A run of records |
——————

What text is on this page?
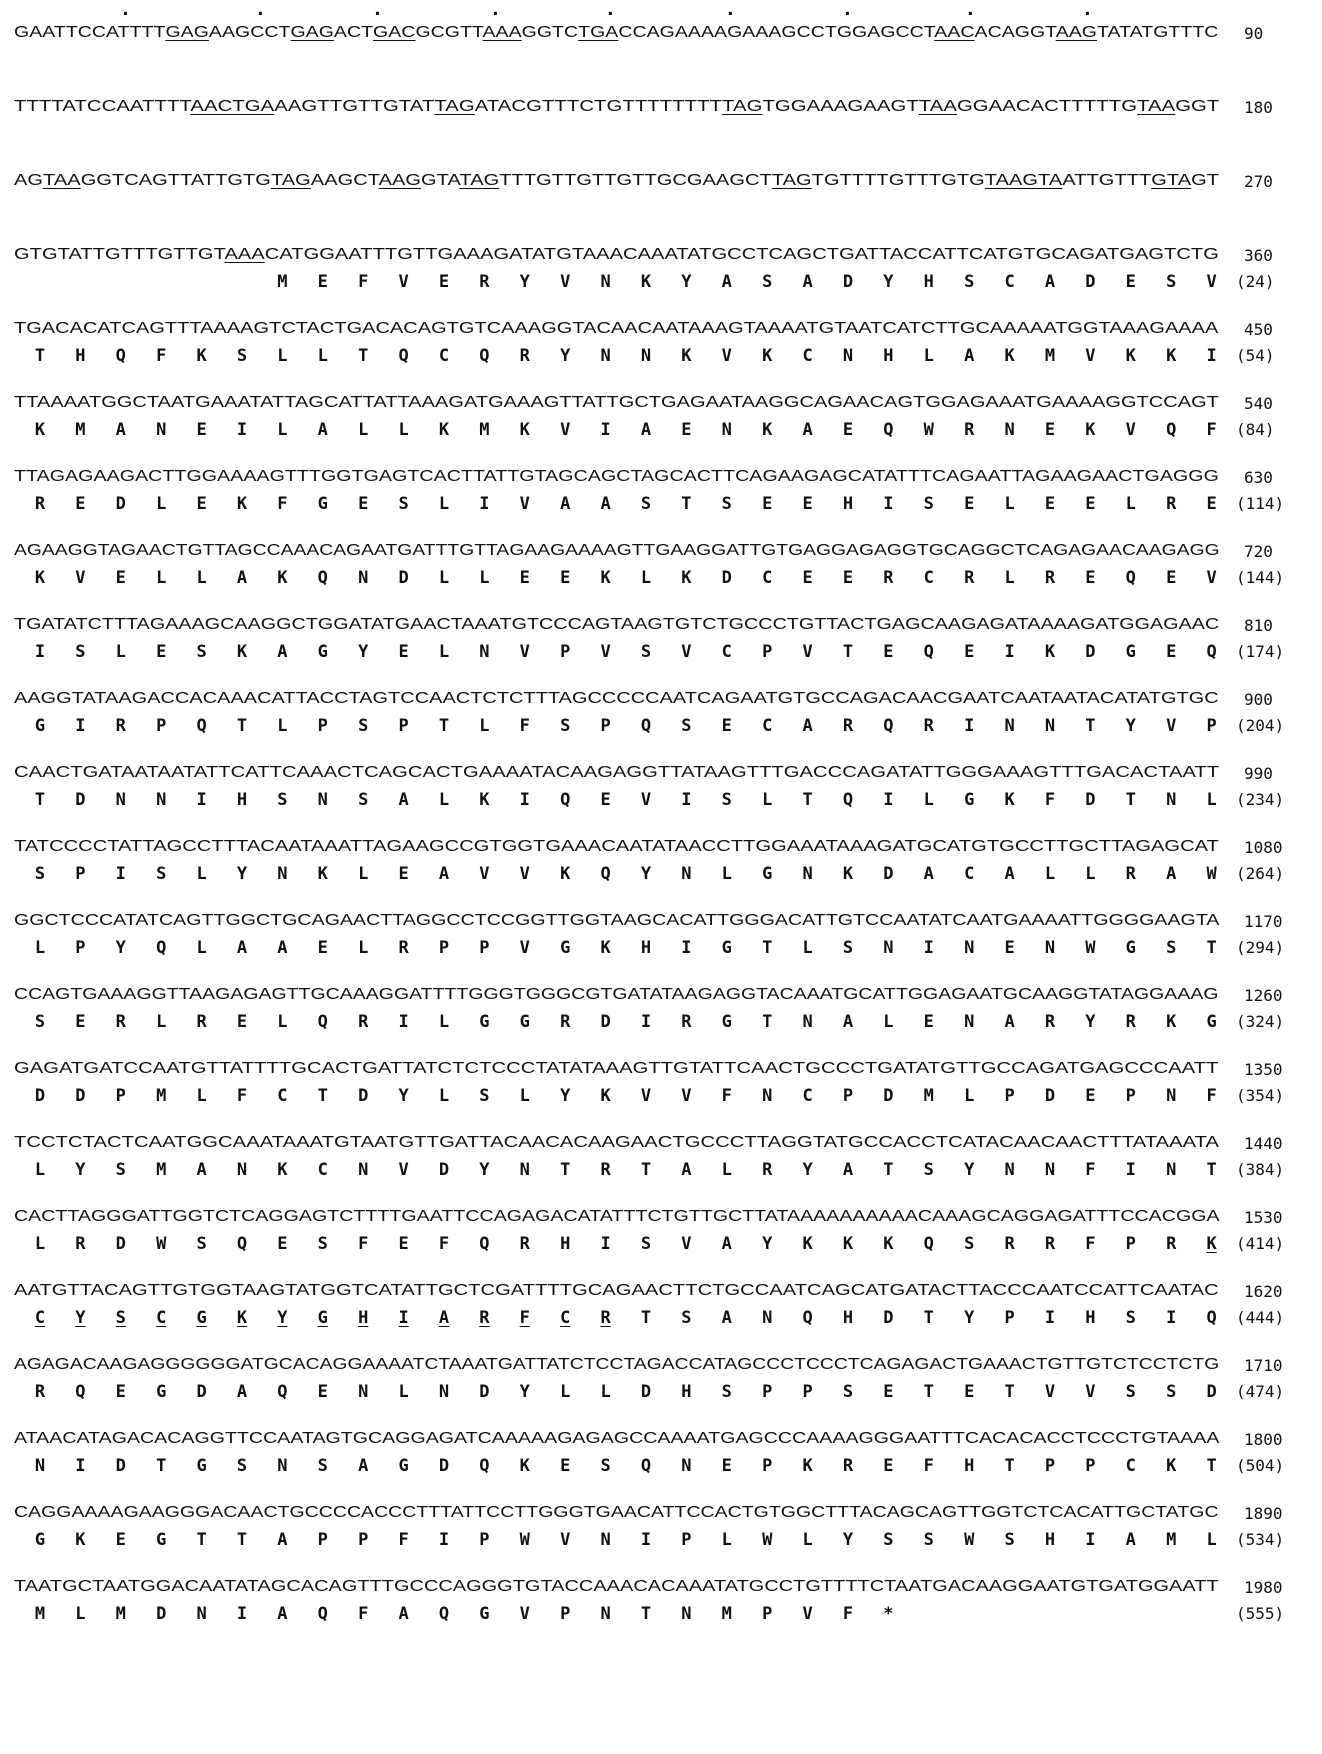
.	.	.	.	.	.	.	.	.
GAATTCCATTTTGAGAAGCCTGAGACTGACGCGTTAAAGGTCTGACCAGAAAAGAAAGCCTGGAGCCTAACACAGGTAAGTATATGTTTC 90
TTTTATCCAATTTTAACTGAAAGTTGTTGTATTAGATACGTTTCTGTTTTTTTTTAGTGGAAAGAAGTTAAGGAACACTTTTTGTAAGGT 180
AGTAAGGTCAGTTATTGTGTAGAAGCTAAGGTATAGTTTGTTGTTGTTGCGAAGCTTAGTGTTTTGTTTGTGTAAGTAATTGTTTGTAGT 270
GTGTATTGTTTGTTGTAAACATGGAATTTGTTGAAAGATATGTAAACAAATATGCCTCAGCTGATTACCATTCATGTGCAGATGAGTCTG 360
M E F V E R Y V N K Y A S A D Y H S C A D E S V	(24)
TGACACATCAGTTTAAAAGTCTACTGACACAGTGTCAAAGGTACAACAATAAAGTAAAATGTAATCATCTTGCAAAAATGGTAAAGAAAA 450
T H Q F K S L L T Q C Q R Y N N K V K C N H L A K M V K K I	(54)
TTAAAATGGCTAATGAAATATTAGCATTATTAAAGATGAAAGTTATTGCTGAGAATAAGGCAGAACAGTGGAGAAATGAAAAGGTCCAGT 540
K M A N E I L A L L K M K V I A E N K A E Q W R N E K V Q F	(84)
TTAGAGAAGACTTGGAAAAGTTTGGTGAGTCACTTATTGTAGCAGCTAGCACTTCAGAAGAGCATATTTCAGAATTAGAAGAACTGAGGG 630
R E D L E K F G E S L I V A A S T S E E H I S E L E E L R E	(114)
AGAAGGTAGAACTGTTAGCCAAACAGAATGATTTGTTAGAAGAAAAGTTGAAGGATTGTGAGGAGAGGTGCAGGCTCAGAGAACAAGAGG 720
K V E L L A K Q N D L L E E K L K D C E E R C R L R E Q E V	(144)
TGATATCTTTAGAAAGCAAGGCTGGATATGAACTAAATGTCCCAGTAAGTGTCTGCCCTGTTACTGAGCAAGAGATAAAAGATGGAGAAC 810
I S L E S K A G Y E L N V P V S V C P V T E Q E I K D G E Q	(174)
AAGGTATAAGACCACAAACATTACCTAGTCCAACTCTCTTTAGCCCCCAATCAGAATGTGCCAGACAACGAATCAATAATACATATGTGC 900
G I R P Q T L P S P T L F S P Q S E C A R Q R I N N T Y V P	(204)
CAACTGATAATAATATTCATTCAAACTCAGCACTGAAAATACAAGAGGTTATAAGTTTGACCCAGATATTGGGAAAGTTTGACACTAATT 990
T D N N I H S N S A L K I Q E V I S L T Q I L G K F D T N L	(234)
TATCCCCTATTAGCCTTTACAATAAATTAGAAGCCGTGGTGAAACAATATAACCTTGGAAATAAAGATGCATGTGCCTTGCTTAGAGCAT 1080
S P I S L Y N K L E A V V K Q Y N L G N K D A C A L L R A W	(264)
GGCTCCCATATCAGTTGGCTGCAGAACTTAGGCCTCCGGTTGGTAAGCACATTGGGACATTGTCCAATATCAATGAAAATTGGGGAAGTA 1170
L P Y Q L A A E L R P P V G K H I G T L S N I N E N W G S T	(294)
CCAGTGAAAGGTTAAGAGAGTTGCAAAGGATTTTGGGTGGGCGTGATATAAGAGGTACAAATGCATTGGAGAATGCAAGGTATAGGAAAG 1260
S E R L R E L Q R I L G G R D I R G T N A L E N A R Y R K G	(324)
GAGATGATCCAATGTTATTTTGCACTGATTATCTCTCCCTATATAAAGTTGTATTCAACTGCCCTGATATGTTGCCAGATGAGCCCAATT 1350
D D P M L F C T D Y L S L Y K V V F N C P D M L P D E P N F	(354)
TCCTCTACTCAATGGCAAATAAATGTAATGTTGATTACAACACAAGAACTGCCCTTAGGTATGCCACCTCATACAACAACTTTATAAATA 1440
L Y S M A N K C N V D Y N T R T A L R Y A T S Y N N F I N T	(384)
CACTTAGGGATTGGTCTCAGGAGTCTTTTGAATTCCAGAGACATATTTCTGTTGCTTATAAAAAAAAAACAAAGCAGGAGATTTCCACGGA 1530
L R D W S Q E S F E F Q R H I S V A Y K K K Q S R R F P R K	(414)
AATGTTACAGTTGTGGTAAGTATGGTCATATTGCTCGATTTTGCAGAACTTCTGCCAATCAGCATGATACTTACCCAATCCATTCAATAC 1620
C Y S C G K Y G H I A R F C R T S A N Q H D T Y P I H S I Q	(444)
AGAGACAAGAGGGGGGATGCACAGGAAAATCTAAATGATTATCTCCTAGACCATAGCCCTCCCTCAGAGACTGAAACTGTTGTCTCCTCTG 1710
R Q E G D A Q E N L N D Y L L D H S P P S E T E T V V S S D	(474)
ATAACATAGACACAGGTTCCAATAGTGCAGGAGATCAAAAAGAGAGCCAAAATGAGCCCAAAAGGGAATTTCACACACCTCCCTGTAAAA 1800
N I D T G S N S A G D Q K E S Q N E P K R E F H T P P C K T	(504)
CAGGAAAAGAAGGGACAACTGCCCCACCCTTTATTCCTTGGGTGAACATTCCACTGTGGCTTTACAGCAGTTGGTCTCACATTGCTATGC 1890
G K E G T T A P P F I P W V N I P L W L Y S S W S H I A M L	(534)
TAATGCTAATGGACAATATAGCACAGTTTGCCCAGGGTGTACCAAACACAAATATGCCTGTTTTCTAATGACAAGGAATGTGATGGAATT 1980
M L M D N I A Q F A Q G V P N T N M P V F *	(555)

——————

OBJECTIVE |
Reproduce every record word for word. The copy must contain no pictures.

WORKED SOLUTION |
What text is on this page?
.	.	.	.	.	.	.	.	.
GAATTCCATTTTGAGAAGCCTGAGACTGACGCGTTAAAGGTCTGACCAGAAAAGAAAGCCTGGAGCCTAACACAGGTAAGTATATGTTTC 90
TTTTATCCAATTTTAACTGAAAGTTGTTGTATTAGATACGTTTCTGTTTTTTTTTAGTGGAAAGAAGTTAAGGAACACTTTTTGTAAGGT 180
AGTAAGGTCAGTTATTGTGTAGAAGCTAAGGTATAGTTTGTTGTTGTTGCGAAGCTTAGTGTTTTGTTTGTGTAAGTAATTGTTTGTAGT 270
GTGTATTGTTTGTTGTAAACATGGAATTTGTTGAAAGATATGTAAACAAATATGCCTCAGCTGATTACCATTCATGTGCAGATGAGTCTG 360
M E F V E R Y V N K Y A S A D Y H S C A D E S V	(24)
TGACACATCAGTTTAAAAGTCTACTGACACAGTGTCAAAGGTACAACAATAAAGTAAAATGTAATCATCTTGCAAAAATGGTAAAGAAAA 450
T H Q F K S L L T Q C Q R Y N N K V K C N H L A K M V K K I	(54)
TTAAAATGGCTAATGAAATATTAGCATTATTAAAGATGAAAGTTATTGCTGAGAATAAGGCAGAACAGTGGAGAAATGAAAAGGTCCAGT 540
K M A N E I L A L L K M K V I A E N K A E Q W R N E K V Q F	(84)
TTAGAGAAGACTTGGAAAAGTTTGGTGAGTCACTTATTGTAGCAGCTAGCACTTCAGAAGAGCATATTTCAGAATTAGAAGAACTGAGGG 630
R E D L E K F G E S L I V A A S T S E E H I S E L E E L R E	(114)
AGAAGGTAGAACTGTTAGCCAAACAGAATGATTTGTTAGAAGAAAAGTTGAAGGATTGTGAGGAGAGGTGCAGGCTCAGAGAACAAGAGG 720
K V E L L A K Q N D L L E E K L K D C E E R C R L R E Q E V	(144)
TGATATCTTTAGAAAGCAAGGCTGGATATGAACTAAATGTCCCAGTAAGTGTCTGCCCTGTTACTGAGCAAGAGATAAAAGATGGAGAAC 810
I S L E S K A G Y E L N V P V S V C P V T E Q E I K D G E Q	(174)
AAGGTATAAGACCACAAACATTACCTAGTCCAACTCTCTTTAGCCCCCAATCAGAATGTGCCAGACAACGAATCAATAATACATATGTGC 900
G I R P Q T L P S P T L F S P Q S E C A R Q R I N N T Y V P	(204)
CAACTGATAATAATATTCATTCAAACTCAGCACTGAAAATACAAGAGGTTATAAGTTTGACCCAGATATTGGGAAAGTTTGACACTAATT 990
T D N N I H S N S A L K I Q E V I S L T Q I L G K F D T N L	(234)
TATCCCCTATTAGCCTTTACAATAAATTAGAAGCCGTGGTGAAACAATATAACCTTGGAAATAAAGATGCATGTGCCTTGCTTAGAGCAT 1080
S P I S L Y N K L E A V V K Q Y N L G N K D A C A L L R A W	(264)
GGCTCCCATATCAGTTGGCTGCAGAACTTAGGCCTCCGGTTGGTAAGCACATTGGGACATTGTCCAATATCAATGAAAATTGGGGAAGTA 1170
L P Y Q L A A E L R P P V G K H I G T L S N I N E N W G S T	(294)
CCAGTGAAAGGTTAAGAGAGTTGCAAAGGATTTTGGGTGGGCGTGATATAAGAGGTACAAATGCATTGGAGAATGCAAGGTATAGGAAAG 1260
S E R L R E L Q R I L G G R D I R G T N A L E N A R Y R K G	(324)
GAGATGATCCAATGTTATTTTGCACTGATTATCTCTCCCTATATAAAGTTGTATTCAACTGCCCTGATATGTTGCCAGATGAGCCCAATT 1350
D D P M L F C T D Y L S L Y K V V F N C P D M L P D E P N F	(354)
TCCTCTACTCAATGGCAAATAAATGTAATGTTGATTACAACACAAGAACTGCCCTTAGGTATGCCACCTCATACAACAACTTTATAAATA 1440
L Y S M A N K C N V D Y N T R T A L R Y A T S Y N N F I N T	(384)
CACTTAGGGATTGGTCTCAGGAGTCTTTTGAATTCCAGAGACATATTTCTGTTGCTTATAAAAAAAAAACAAAGCAGGAGATTTCCACGGA 1530
L R D W S Q E S F E F Q R H I S V A Y K K K Q S R R F P R K	(414)
AATGTTACAGTTGTGGTAAGTATGGTCATATTGCTCGATTTTGCAGAACTTCTGCCAATCAGCATGATACTTACCCAATCCATTCAATAC 1620
C Y S C G K Y G H I A R F C R T S A N Q H D T Y P I H S I Q	(444)
AGAGACAAGAGGGGGGATGCACAGGAAAATCTAAATGATTATCTCCTAGACCATAGCCCTCCCTCAGAGACTGAAACTGTTGTCTCCTCTG 1710
R Q E G D A Q E N L N D Y L L D H S P P S E T E T V V S S D	(474)
ATAACATAGACACAGGTTCCAATAGTGCAGGAGATCAAAAAGAGAGCCAAAATGAGCCCAAAAGGGAATTTCACACACCTCCCTGTAAAA 1800
N I D T G S N S A G D Q K E S Q N E P K R E F H T P P C K T	(504)
CAGGAAAAGAAGGGACAACTGCCCCACCCTTTATTCCTTGGGTGAACATTCCACTGTGGCTTTACAGCAGTTGGTCTCACATTGCTATGC 1890
G K E G T T A P P F I P W V N I P L W L Y S S W S H I A M L	(534)
TAATGCTAATGGACAATATAGCACAGTTTGCCCAGGGTGTACCAAACACAAATATGCCTGTTTTCTAATGACAAGGAATGTGATGGAATT 1980
M L M D N I A Q F A Q G V P N T N M P V F *	(555)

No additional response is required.